> _WHAT THE TASK REQUIRES_: All of the records below should be output exactly.

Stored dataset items
▼

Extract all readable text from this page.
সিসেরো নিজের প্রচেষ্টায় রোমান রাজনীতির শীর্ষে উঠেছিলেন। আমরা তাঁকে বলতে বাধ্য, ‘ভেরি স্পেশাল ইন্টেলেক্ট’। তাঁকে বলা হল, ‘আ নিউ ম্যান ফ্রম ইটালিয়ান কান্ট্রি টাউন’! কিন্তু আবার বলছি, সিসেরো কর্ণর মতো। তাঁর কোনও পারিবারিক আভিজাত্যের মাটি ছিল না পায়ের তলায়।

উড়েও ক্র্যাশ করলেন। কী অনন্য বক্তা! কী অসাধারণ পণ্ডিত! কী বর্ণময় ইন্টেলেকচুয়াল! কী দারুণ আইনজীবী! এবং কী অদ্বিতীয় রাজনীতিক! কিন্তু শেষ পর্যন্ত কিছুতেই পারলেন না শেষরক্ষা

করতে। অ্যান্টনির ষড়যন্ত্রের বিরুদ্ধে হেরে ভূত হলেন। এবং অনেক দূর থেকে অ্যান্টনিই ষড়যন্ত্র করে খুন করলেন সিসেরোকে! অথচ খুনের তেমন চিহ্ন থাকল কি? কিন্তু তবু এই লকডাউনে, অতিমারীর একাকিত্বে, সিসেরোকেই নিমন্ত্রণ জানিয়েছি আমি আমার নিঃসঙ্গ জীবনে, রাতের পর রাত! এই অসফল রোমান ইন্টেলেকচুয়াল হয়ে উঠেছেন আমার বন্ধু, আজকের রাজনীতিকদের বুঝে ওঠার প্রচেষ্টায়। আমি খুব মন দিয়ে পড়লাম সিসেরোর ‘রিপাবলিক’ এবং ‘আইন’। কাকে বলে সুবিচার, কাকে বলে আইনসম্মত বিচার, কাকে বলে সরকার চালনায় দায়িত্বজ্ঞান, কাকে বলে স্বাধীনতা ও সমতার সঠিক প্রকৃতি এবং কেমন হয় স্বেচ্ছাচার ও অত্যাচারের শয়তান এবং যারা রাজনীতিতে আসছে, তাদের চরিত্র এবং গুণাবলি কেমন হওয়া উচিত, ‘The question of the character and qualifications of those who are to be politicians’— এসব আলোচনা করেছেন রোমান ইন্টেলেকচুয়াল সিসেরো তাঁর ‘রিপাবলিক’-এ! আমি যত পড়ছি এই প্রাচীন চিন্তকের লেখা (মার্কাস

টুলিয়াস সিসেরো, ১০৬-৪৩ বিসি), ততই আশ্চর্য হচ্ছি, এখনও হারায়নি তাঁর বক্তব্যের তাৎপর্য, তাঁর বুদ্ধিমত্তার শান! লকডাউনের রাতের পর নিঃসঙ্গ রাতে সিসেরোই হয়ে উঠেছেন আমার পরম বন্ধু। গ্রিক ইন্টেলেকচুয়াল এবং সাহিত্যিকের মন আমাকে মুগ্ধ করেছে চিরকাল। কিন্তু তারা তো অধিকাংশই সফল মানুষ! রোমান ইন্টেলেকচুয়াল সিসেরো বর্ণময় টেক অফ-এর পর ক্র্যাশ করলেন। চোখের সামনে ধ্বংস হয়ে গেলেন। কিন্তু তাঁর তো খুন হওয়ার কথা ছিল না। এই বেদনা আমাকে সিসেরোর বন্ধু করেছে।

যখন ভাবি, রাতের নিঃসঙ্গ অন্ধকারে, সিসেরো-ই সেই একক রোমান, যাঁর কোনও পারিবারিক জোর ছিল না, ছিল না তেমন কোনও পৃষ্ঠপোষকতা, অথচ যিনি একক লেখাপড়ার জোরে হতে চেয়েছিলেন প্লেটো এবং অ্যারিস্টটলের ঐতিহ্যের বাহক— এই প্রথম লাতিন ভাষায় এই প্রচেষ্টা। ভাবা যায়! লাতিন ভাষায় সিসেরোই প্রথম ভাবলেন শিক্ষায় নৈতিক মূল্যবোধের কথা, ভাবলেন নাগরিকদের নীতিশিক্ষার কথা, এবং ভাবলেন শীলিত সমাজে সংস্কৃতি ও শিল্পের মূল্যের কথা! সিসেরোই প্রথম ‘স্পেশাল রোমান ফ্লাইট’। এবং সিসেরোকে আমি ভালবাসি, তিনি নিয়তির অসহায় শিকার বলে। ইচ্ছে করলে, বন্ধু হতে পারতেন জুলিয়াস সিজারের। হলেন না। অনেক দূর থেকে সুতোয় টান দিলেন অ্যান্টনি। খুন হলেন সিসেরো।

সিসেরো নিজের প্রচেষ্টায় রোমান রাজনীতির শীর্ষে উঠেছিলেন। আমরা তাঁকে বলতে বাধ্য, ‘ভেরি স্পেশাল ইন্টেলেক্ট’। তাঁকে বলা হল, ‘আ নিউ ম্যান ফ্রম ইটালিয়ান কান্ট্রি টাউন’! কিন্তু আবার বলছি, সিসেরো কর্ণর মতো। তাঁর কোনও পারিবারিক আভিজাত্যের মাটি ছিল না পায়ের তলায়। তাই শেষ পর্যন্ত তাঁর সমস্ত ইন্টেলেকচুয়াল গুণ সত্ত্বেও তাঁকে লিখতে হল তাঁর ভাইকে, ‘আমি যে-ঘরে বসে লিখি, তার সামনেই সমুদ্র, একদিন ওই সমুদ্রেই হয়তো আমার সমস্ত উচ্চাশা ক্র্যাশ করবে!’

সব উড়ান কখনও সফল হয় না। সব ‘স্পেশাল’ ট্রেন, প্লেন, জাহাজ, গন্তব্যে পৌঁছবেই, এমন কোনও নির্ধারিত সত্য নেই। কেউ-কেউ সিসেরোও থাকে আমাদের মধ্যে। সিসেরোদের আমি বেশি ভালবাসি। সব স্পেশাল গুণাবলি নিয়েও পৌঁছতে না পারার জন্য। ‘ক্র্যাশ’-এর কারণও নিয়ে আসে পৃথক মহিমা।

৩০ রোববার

▲

> _EXPECTED ANSWER_:
Extract all readable text from this page.
সিসেরো নিজের প্রচেষ্টায় রোমান রাজনীতির শীর্ষে উঠেছিলেন। আমরা তাঁকে বলতে বাধ্য, ‘ভেরি স্পেশাল ইন্টেলেক্ট’। তাঁকে বলা হল, ‘আ নিউ ম্যান ফ্রম ইটালিয়ান কান্ট্রি টাউন’! কিন্তু আবার বলছি, সিসেরো কর্ণর মতো। তাঁর কোনও পারিবারিক আভিজাত্যের মাটি ছিল না পায়ের তলায়।

উড়েও ক্র্যাশ করলেন। কী অনন্য বক্তা! কী অসাধারণ পণ্ডিত! কী বর্ণময় ইন্টেলেকচুয়াল! কী দারুণ আইনজীবী! এবং কী অদ্বিতীয় রাজনীতিক! কিন্তু শেষ পর্যন্ত কিছুতেই পারলেন না শেষরক্ষা

করতে। অ্যান্টনির ষড়যন্ত্রের বিরুদ্ধে হেরে ভূত হলেন। এবং অনেক দূর থেকে অ্যান্টনিই ষড়যন্ত্র করে খুন করলেন সিসেরোকে! অথচ খুনের তেমন চিহ্ন থাকল কি? কিন্তু তবু এই লকডাউনে, অতিমারীর একাকিত্বে, সিসেরোকেই নিমন্ত্রণ জানিয়েছি আমি আমার নিঃসঙ্গ জীবনে, রাতের পর রাত! এই অসফল রোমান ইন্টেলেকচুয়াল হয়ে উঠেছেন আমার বন্ধু, আজকের রাজনীতিকদের বুঝে ওঠার প্রচেষ্টায়। আমি খুব মন দিয়ে পড়লাম সিসেরোর ‘রিপাবলিক’ এবং ‘আইন’। কাকে বলে সুবিচার, কাকে বলে আইনসম্মত বিচার, কাকে বলে সরকার চালনায় দায়িত্বজ্ঞান, কাকে বলে স্বাধীনতা ও সমতার সঠিক প্রকৃতি এবং কেমন হয় স্বেচ্ছাচার ও অত্যাচারের শয়তান এবং যারা রাজনীতিতে আসছে, তাদের চরিত্র এবং গুণাবলি কেমন হওয়া উচিত, ‘The question of the character and qualifications of those who are to be politicians’— এসব আলোচনা করেছেন রোমান ইন্টেলেকচুয়াল সিসেরো তাঁর ‘রিপাবলিক’-এ! আমি যত পড়ছি এই প্রাচীন চিন্তকের লেখা (মার্কাস

টুলিয়াস সিসেরো, ১০৬-৪৩ বিসি), ততই আশ্চর্য হচ্ছি, এখনও হারায়নি তাঁর বক্তব্যের তাৎপর্য, তাঁর বুদ্ধিমত্তার শান! লকডাউনের রাতের পর নিঃসঙ্গ রাতে সিসেরোই হয়ে উঠেছেন আমার পরম বন্ধু। গ্রিক ইন্টেলেকচুয়াল এবং সাহিত্যিকের মন আমাকে মুগ্ধ করেছে চিরকাল। কিন্তু তারা তো অধিকাংশই সফল মানুষ! রোমান ইন্টেলেকচুয়াল সিসেরো বর্ণময় টেক অফ-এর পর ক্র্যাশ করলেন। চোখের সামনে ধ্বংস হয়ে গেলেন। কিন্তু তাঁর তো খুন হওয়ার কথা ছিল না। এই বেদনা আমাকে সিসেরোর বন্ধু করেছে।

যখন ভাবি, রাতের নিঃসঙ্গ অন্ধকারে, সিসেরো-ই সেই একক রোমান, যাঁর কোনও পারিবারিক জোর ছিল না, ছিল না তেমন কোনও পৃষ্ঠপোষকতা, অথচ যিনি একক লেখাপড়ার জোরে হতে চেয়েছিলেন প্লেটো এবং অ্যারিস্টটলের ঐতিহ্যের বাহক— এই প্রথম লাতিন ভাষায় এই প্রচেষ্টা। ভাবা যায়! লাতিন ভাষায় সিসেরোই প্রথম ভাবলেন শিক্ষায় নৈতিক মূল্যবোধের কথা, ভাবলেন নাগরিকদের নীতিশিক্ষার কথা, এবং ভাবলেন শীলিত সমাজে সংস্কৃতি ও শিল্পের মূল্যের কথা! সিসেরোই প্রথম ‘স্পেশাল রোমান ফ্লাইট’। এবং সিসেরোকে আমি ভালবাসি, তিনি নিয়তির অসহায় শিকার বলে। ইচ্ছে করলে, বন্ধু হতে পারতেন জুলিয়াস সিজারের। হলেন না। অনেক দূর থেকে সুতোয় টান দিলেন অ্যান্টনি। খুন হলেন সিসেরো।

সিসেরো নিজের প্রচেষ্টায় রোমান রাজনীতির শীর্ষে উঠেছিলেন। আমরা তাঁকে বলতে বাধ্য, ‘ভেরি স্পেশাল ইন্টেলেক্ট’। তাঁকে বলা হল, ‘আ নিউ ম্যান ফ্রম ইটালিয়ান কান্ট্রি টাউন’! কিন্তু আবার বলছি, সিসেরো কর্ণর মতো। তাঁর কোনও পারিবারিক আভিজাত্যের মাটি ছিল না পায়ের তলায়। তাই শেষ পর্যন্ত তাঁর সমস্ত ইন্টেলেকচুয়াল গুণ সত্ত্বেও তাঁকে লিখতে হল তাঁর ভাইকে, ‘আমি যে-ঘরে বসে লিখি, তার সামনেই সমুদ্র, একদিন ওই সমুদ্রেই হয়তো আমার সমস্ত উচ্চাশা ক্র্যাশ করবে!’

সব উড়ান কখনও সফল হয় না। সব ‘স্পেশাল’ ট্রেন, প্লেন, জাহাজ, গন্তব্যে পৌঁছবেই, এমন কোনও নির্ধারিত সত্য নেই। কেউ-কেউ সিসেরোও থাকে আমাদের মধ্যে। সিসেরোদের আমি বেশি ভালবাসি। সব স্পেশাল গুণাবলি নিয়েও পৌঁছতে না পারার জন্য। ‘ক্র্যাশ’-এর কারণও নিয়ে আসে পৃথক মহিমা।

৩০ রোববার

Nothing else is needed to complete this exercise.